Written problem> Using the listing below, copy every line that mentions "this".

Supplied records>

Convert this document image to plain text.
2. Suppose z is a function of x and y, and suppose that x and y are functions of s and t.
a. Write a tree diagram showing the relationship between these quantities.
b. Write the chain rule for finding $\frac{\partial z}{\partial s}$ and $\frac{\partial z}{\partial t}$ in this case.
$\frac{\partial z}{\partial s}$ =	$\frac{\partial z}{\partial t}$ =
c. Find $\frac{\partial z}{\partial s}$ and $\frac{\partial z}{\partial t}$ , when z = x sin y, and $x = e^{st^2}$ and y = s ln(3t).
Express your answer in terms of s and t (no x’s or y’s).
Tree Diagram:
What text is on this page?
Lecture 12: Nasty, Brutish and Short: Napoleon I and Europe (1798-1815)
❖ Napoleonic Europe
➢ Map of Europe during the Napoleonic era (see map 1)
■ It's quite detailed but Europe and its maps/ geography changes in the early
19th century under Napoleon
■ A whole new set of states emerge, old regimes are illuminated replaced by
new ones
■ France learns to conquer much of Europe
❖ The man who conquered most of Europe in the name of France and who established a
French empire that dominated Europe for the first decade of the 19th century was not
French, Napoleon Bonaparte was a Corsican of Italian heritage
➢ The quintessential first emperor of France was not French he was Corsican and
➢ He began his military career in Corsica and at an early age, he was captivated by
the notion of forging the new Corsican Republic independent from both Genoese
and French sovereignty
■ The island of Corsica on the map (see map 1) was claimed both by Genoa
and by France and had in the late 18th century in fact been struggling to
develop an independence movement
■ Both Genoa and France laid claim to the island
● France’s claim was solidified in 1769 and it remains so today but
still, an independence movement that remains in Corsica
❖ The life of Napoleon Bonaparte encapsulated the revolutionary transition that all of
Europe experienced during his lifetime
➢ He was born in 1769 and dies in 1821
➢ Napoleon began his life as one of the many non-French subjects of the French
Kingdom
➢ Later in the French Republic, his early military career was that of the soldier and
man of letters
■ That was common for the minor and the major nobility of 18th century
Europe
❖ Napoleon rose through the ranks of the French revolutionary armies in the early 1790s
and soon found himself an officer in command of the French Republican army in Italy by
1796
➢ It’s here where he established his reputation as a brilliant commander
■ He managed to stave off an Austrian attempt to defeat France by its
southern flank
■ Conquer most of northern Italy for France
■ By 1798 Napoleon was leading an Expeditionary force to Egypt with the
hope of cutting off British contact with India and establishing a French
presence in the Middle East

Expected answer>
Convert this document image to plain text.
b. Write the chain rule for finding $\frac{\partial z}{\partial s}$ and $\frac{\partial z}{\partial t}$ in this case.
What text is on this page?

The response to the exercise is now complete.